Copy all lines below exactly as written. Leave pictures out.
[start]
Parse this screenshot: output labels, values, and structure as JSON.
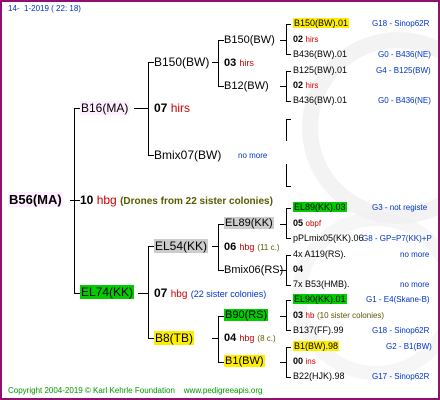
{
  "header": {
    "version": "14-",
    "date": "1-2019",
    "time": "( 22: 18)"
  },
  "root": {
    "name": "B56(MA)",
    "bg": "#ffeeff"
  },
  "gen1": {
    "top": {
      "name": "B16(MA)",
      "bg": "#ffeeff"
    },
    "queen_num": "10",
    "queen_code": "hbg",
    "drones_note": "(Drones from 22 sister colonies)",
    "bottom": {
      "name": "EL74(KK)",
      "bg": "#00cc00"
    }
  },
  "gen2": {
    "b16": {
      "name": "B150(BW)",
      "num": "07",
      "code": "hirs"
    },
    "b16_low": {
      "name": "Bmix07(BW)",
      "note": "no more"
    },
    "el74_top": {
      "name": "EL54(KK)",
      "bg": "#cccccc"
    },
    "el74": {
      "num": "07",
      "code": "hbg",
      "note": "(22 sister colonies)"
    },
    "el74_low": {
      "name": "B8(TB)",
      "bg": "#ffee00"
    }
  },
  "gen3": {
    "b150_top": {
      "name": "B150(BW)",
      "num": "03",
      "code": "hirs"
    },
    "b150_low": {
      "name": "B12(BW)"
    },
    "b12_top": {
      "name": "B125(BW)",
      "num": "02",
      "code": "hirs"
    },
    "el54_top": {
      "name": "EL89(KK)",
      "bg": "#cccccc"
    },
    "el54": {
      "num": "06",
      "code": "hbg",
      "note": "(11 c.)"
    },
    "el54_low": {
      "name": "Bmix06(RS)"
    },
    "b8_top": {
      "name": "B90(RS)",
      "bg": "#00cc00"
    },
    "b8": {
      "num": "04",
      "code": "hbg",
      "note": "(8 c.)"
    },
    "b8_low": {
      "name": "B1(BW)",
      "bg": "#ffee00"
    }
  },
  "gen4": [
    {
      "label": "B150(BW).01",
      "bg": "#ffee00",
      "right": "G18 - Sinop62R"
    },
    {
      "label": "02",
      "code": "hirs"
    },
    {
      "label": "B436(BW).01",
      "right": "G0 - B436(NE)"
    },
    {
      "label": "B125(BW).01",
      "right": "G4 - B125(BW)"
    },
    {
      "label": "02",
      "code": "hirs"
    },
    {
      "label": "B436(BW).01",
      "right": "G0 - B436(NE)"
    },
    {
      "label": "EL89(KK).03",
      "bg": "#00cc00",
      "right": "G3 - not registe"
    },
    {
      "label": "05",
      "code": "obpf"
    },
    {
      "label": "pPLmix05(KK).06",
      "right": "G8 - GP=P7(KK)+P"
    },
    {
      "label": "4x A119(RS).",
      "right": "no more"
    },
    {
      "label": "04"
    },
    {
      "label": "7x B53(HMB).",
      "right": "no more"
    },
    {
      "label": "EL90(KK).01",
      "bg": "#00cc00",
      "right": "G1 - E4(Skane-B)"
    },
    {
      "label": "03",
      "code": "hb",
      "extra": "(10 sister colonies)"
    },
    {
      "label": "B137(FF).99",
      "right": "G18 - Sinop62R"
    },
    {
      "label": "B1(BW).98",
      "bg": "#ffee00",
      "right": "G2 - B1(BW)"
    },
    {
      "label": "00",
      "code": "ins"
    },
    {
      "label": "B22(HJK).98",
      "right": "G17 - Sinop62R"
    }
  ],
  "mid_nomore": "no more",
  "footer": {
    "copyright": "Copyright 2004-2019 © Karl Kehrle Foundation",
    "site": "www.pedigreeapis.org"
  }
}
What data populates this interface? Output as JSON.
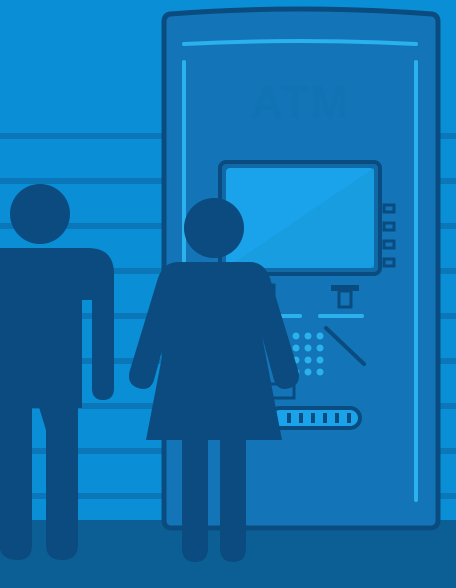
{
  "atm": {
    "sign": "ATM"
  },
  "colors": {
    "sky": "#0a8fd6",
    "wall_stripe": "#0b76b8",
    "floor": "#0c5f94",
    "atm_body": "#1375b7",
    "atm_panel": "#0f6aa7",
    "screen": "#1aa3ea",
    "silhouette": "#0b4b7f",
    "outline": "#0a4c80",
    "sign_text": "#0f73b4"
  }
}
[end]
> _Full response_:
Parse this screenshot: output labels, values, and structure as JSON.
{
  "header": {
    "version": "14-",
    "date": "1-2019",
    "time": "( 22: 18)"
  },
  "root": {
    "name": "B56(MA)",
    "bg": "#ffeeff"
  },
  "gen1": {
    "top": {
      "name": "B16(MA)",
      "bg": "#ffeeff"
    },
    "queen_num": "10",
    "queen_code": "hbg",
    "drones_note": "(Drones from 22 sister colonies)",
    "bottom": {
      "name": "EL74(KK)",
      "bg": "#00cc00"
    }
  },
  "gen2": {
    "b16": {
      "name": "B150(BW)",
      "num": "07",
      "code": "hirs"
    },
    "b16_low": {
      "name": "Bmix07(BW)",
      "note": "no more"
    },
    "el74_top": {
      "name": "EL54(KK)",
      "bg": "#cccccc"
    },
    "el74": {
      "num": "07",
      "code": "hbg",
      "note": "(22 sister colonies)"
    },
    "el74_low": {
      "name": "B8(TB)",
      "bg": "#ffee00"
    }
  },
  "gen3": {
    "b150_top": {
      "name": "B150(BW)",
      "num": "03",
      "code": "hirs"
    },
    "b150_low": {
      "name": "B12(BW)"
    },
    "b12_top": {
      "name": "B125(BW)",
      "num": "02",
      "code": "hirs"
    },
    "el54_top": {
      "name": "EL89(KK)",
      "bg": "#cccccc"
    },
    "el54": {
      "num": "06",
      "code": "hbg",
      "note": "(11 c.)"
    },
    "el54_low": {
      "name": "Bmix06(RS)"
    },
    "b8_top": {
      "name": "B90(RS)",
      "bg": "#00cc00"
    },
    "b8": {
      "num": "04",
      "code": "hbg",
      "note": "(8 c.)"
    },
    "b8_low": {
      "name": "B1(BW)",
      "bg": "#ffee00"
    }
  },
  "gen4": [
    {
      "label": "B150(BW).01",
      "bg": "#ffee00",
      "right": "G18 - Sinop62R"
    },
    {
      "label": "02",
      "code": "hirs"
    },
    {
      "label": "B436(BW).01",
      "right": "G0 - B436(NE)"
    },
    {
      "label": "B125(BW).01",
      "right": "G4 - B125(BW)"
    },
    {
      "label": "02",
      "code": "hirs"
    },
    {
      "label": "B436(BW).01",
      "right": "G0 - B436(NE)"
    },
    {
      "label": "EL89(KK).03",
      "bg": "#00cc00",
      "right": "G3 - not registe"
    },
    {
      "label": "05",
      "code": "obpf"
    },
    {
      "label": "pPLmix05(KK).06",
      "right": "G8 - GP=P7(KK)+P"
    },
    {
      "label": "4x A119(RS).",
      "right": "no more"
    },
    {
      "label": "04"
    },
    {
      "label": "7x B53(HMB).",
      "right": "no more"
    },
    {
      "label": "EL90(KK).01",
      "bg": "#00cc00",
      "right": "G1 - E4(Skane-B)"
    },
    {
      "label": "03",
      "code": "hb",
      "extra": "(10 sister colonies)"
    },
    {
      "label": "B137(FF).99",
      "right": "G18 - Sinop62R"
    },
    {
      "label": "B1(BW).98",
      "bg": "#ffee00",
      "right": "G2 - B1(BW)"
    },
    {
      "label": "00",
      "code": "ins"
    },
    {
      "label": "B22(HJK).98",
      "right": "G17 - Sinop62R"
    }
  ],
  "mid_nomore": "no more",
  "footer": {
    "copyright": "Copyright 2004-2019 © Karl Kehrle Foundation",
    "site": "www.pedigreeapis.org"
  }
}
What data populates this interface? Output as JSON.
{
  "atm": {
    "sign": "ATM"
  },
  "colors": {
    "sky": "#0a8fd6",
    "wall_stripe": "#0b76b8",
    "floor": "#0c5f94",
    "atm_body": "#1375b7",
    "atm_panel": "#0f6aa7",
    "screen": "#1aa3ea",
    "silhouette": "#0b4b7f",
    "outline": "#0a4c80",
    "sign_text": "#0f73b4"
  }
}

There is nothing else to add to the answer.